**Job**
Go through the lines below and copy each one that holds the string "chức".

----- Given entries -----

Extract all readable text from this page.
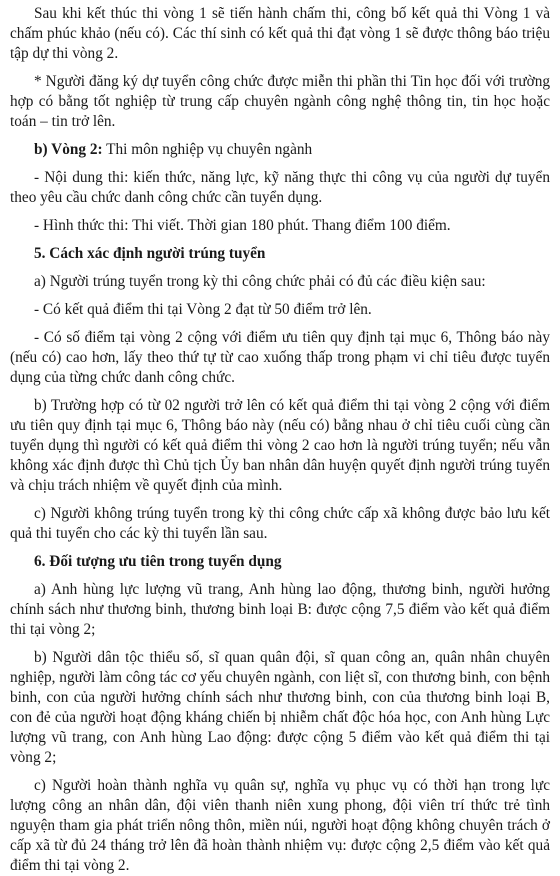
Sau khi kết thúc thi vòng 1 sẽ tiến hành chấm thi, công bố kết quả thi Vòng 1 và chấm phúc khảo (nếu có). Các thí sinh có kết quả thi đạt vòng 1 sẽ được thông báo triệu tập dự thi vòng 2.

* Người đăng ký dự tuyển công chức được miễn thi phần thi Tin học đối với trường hợp có bằng tốt nghiệp từ trung cấp chuyên ngành công nghệ thông tin, tin học hoặc toán – tin trở lên.

b) Vòng 2: Thi môn nghiệp vụ chuyên ngành

- Nội dung thi: kiến thức, năng lực, kỹ năng thực thi công vụ của người dự tuyển theo yêu cầu chức danh công chức cần tuyển dụng.

- Hình thức thi: Thi viết. Thời gian 180 phút. Thang điểm 100 điểm.

5. Cách xác định người trúng tuyển

a) Người trúng tuyển trong kỳ thi công chức phải có đủ các điều kiện sau:

- Có kết quả điểm thi tại Vòng 2 đạt từ 50 điểm trở lên.

- Có số điểm tại vòng 2 cộng với điểm ưu tiên quy định tại mục 6, Thông báo này (nếu có) cao hơn, lấy theo thứ tự từ cao xuống thấp trong phạm vi chỉ tiêu được tuyển dụng của từng chức danh công chức.

b) Trường hợp có từ 02 người trở lên có kết quả điểm thi tại vòng 2 cộng với điểm ưu tiên quy định tại mục 6, Thông báo này (nếu có) bằng nhau ở chỉ tiêu cuối cùng cần tuyển dụng thì người có kết quả điểm thi vòng 2 cao hơn là người trúng tuyển; nếu vẫn không xác định được thì Chủ tịch Ủy ban nhân dân huyện quyết định người trúng tuyển và chịu trách nhiệm về quyết định của mình.

c) Người không trúng tuyển trong kỳ thi công chức cấp xã không được bảo lưu kết quả thi tuyển cho các kỳ thi tuyển lần sau.

6. Đối tượng ưu tiên trong tuyển dụng

a) Anh hùng lực lượng vũ trang, Anh hùng lao động, thương binh, người hưởng chính sách như thương binh, thương binh loại B: được cộng 7,5 điểm vào kết quả điểm thi tại vòng 2;

b) Người dân tộc thiểu số, sĩ quan quân đội, sĩ quan công an, quân nhân chuyên nghiệp, người làm công tác cơ yếu chuyên ngành, con liệt sĩ, con thương binh, con bệnh binh, con của người hưởng chính sách như thương binh, con của thương binh loại B, con đẻ của người hoạt động kháng chiến bị nhiễm chất độc hóa học, con Anh hùng Lực lượng vũ trang, con Anh hùng Lao động: được cộng 5 điểm vào kết quả điểm thi tại vòng 2;

c) Người hoàn thành nghĩa vụ quân sự, nghĩa vụ phục vụ có thời hạn trong lực lượng công an nhân dân, đội viên thanh niên xung phong, đội viên trí thức trẻ tình nguyện tham gia phát triển nông thôn, miền núi, người hoạt động không chuyên trách ở cấp xã từ đủ 24 tháng trở lên đã hoàn thành nhiệm vụ: được cộng 2,5 điểm vào kết quả điểm thi tại vòng 2.
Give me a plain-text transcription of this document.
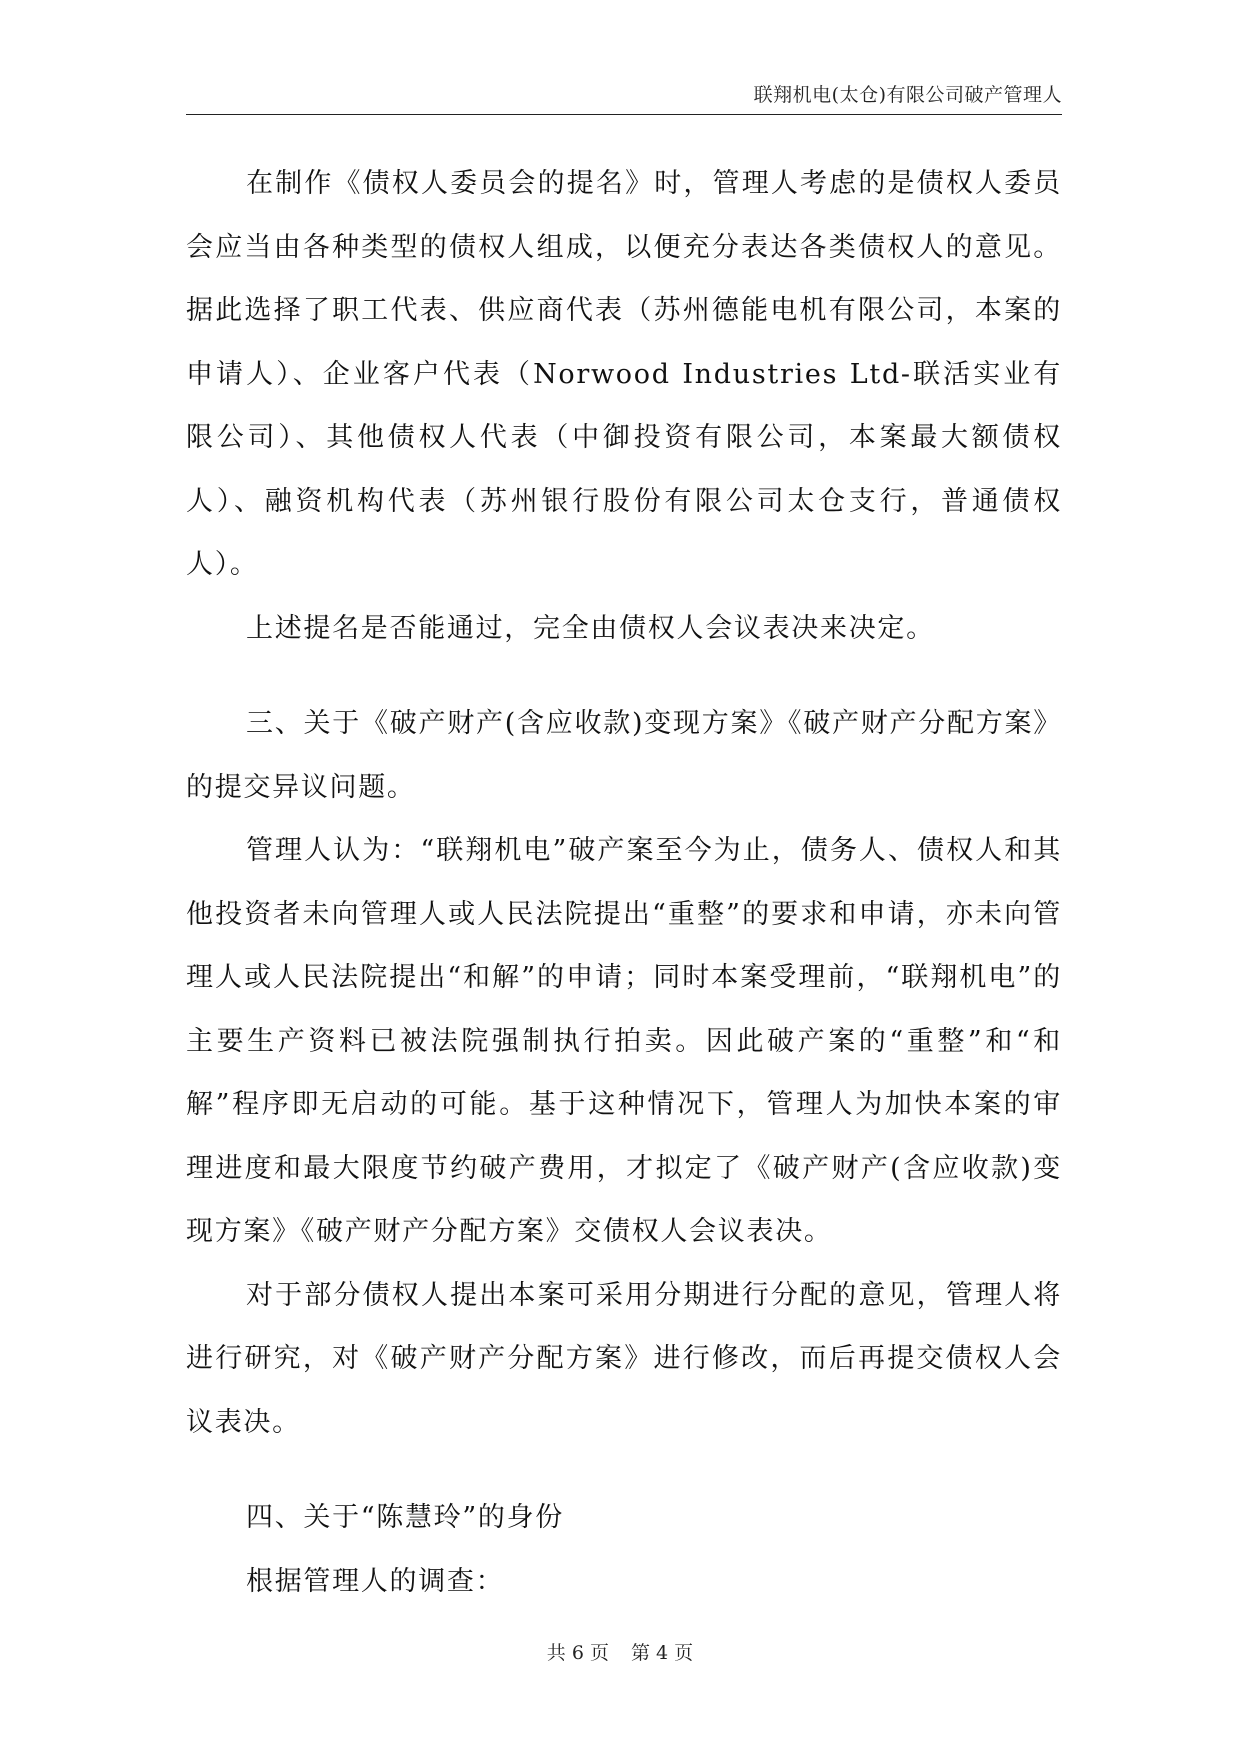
联翔机电(太仓)有限公司破产管理人

在制作《债权人委员会的提名》时，管理人考虑的是债权人委员会应当由各种类型的债权人组成，以便充分表达各类债权人的意见。据此选择了职工代表、供应商代表（苏州德能电机有限公司，本案的申请人）、企业客户代表（Norwood Industries Ltd-联活实业有限公司）、其他债权人代表（中御投资有限公司，本案最大额债权人）、融资机构代表（苏州银行股份有限公司太仓支行，普通债权人）。

上述提名是否能通过，完全由债权人会议表决来决定。

三、关于《破产财产(含应收款)变现方案》《破产财产分配方案》的提交异议问题。

管理人认为：“联翔机电”破产案至今为止，债务人、债权人和其他投资者未向管理人或人民法院提出“重整”的要求和申请，亦未向管理人或人民法院提出“和解”的申请；同时本案受理前，“联翔机电”的主要生产资料已被法院强制执行拍卖。因此破产案的“重整”和“和解”程序即无启动的可能。基于这种情况下，管理人为加快本案的审理进度和最大限度节约破产费用，才拟定了《破产财产(含应收款)变现方案》《破产财产分配方案》交债权人会议表决。

对于部分债权人提出本案可采用分期进行分配的意见，管理人将进行研究，对《破产财产分配方案》进行修改，而后再提交债权人会议表决。

四、关于“陈慧玲”的身份

根据管理人的调查：

共 6 页 第 4 页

-----

**Solution for this problem**
* Người đăng ký dự tuyển công chức được miễn thi phần thi Tin học đối với trường hợp có bằng tốt nghiệp từ trung cấp chuyên ngành công nghệ thông tin, tin học hoặc toán – tin trở lên.
- Nội dung thi: kiến thức, năng lực, kỹ năng thực thi công vụ của người dự tuyển theo yêu cầu chức danh công chức cần tuyển dụng.
a) Người trúng tuyển trong kỳ thi công chức phải có đủ các điều kiện sau:
- Có số điểm tại vòng 2 cộng với điểm ưu tiên quy định tại mục 6, Thông báo này (nếu có) cao hơn, lấy theo thứ tự từ cao xuống thấp trong phạm vi chỉ tiêu được tuyển dụng của từng chức danh công chức.
c) Người không trúng tuyển trong kỳ thi công chức cấp xã không được bảo lưu kết quả thi tuyển cho các kỳ thi tuyển lần sau.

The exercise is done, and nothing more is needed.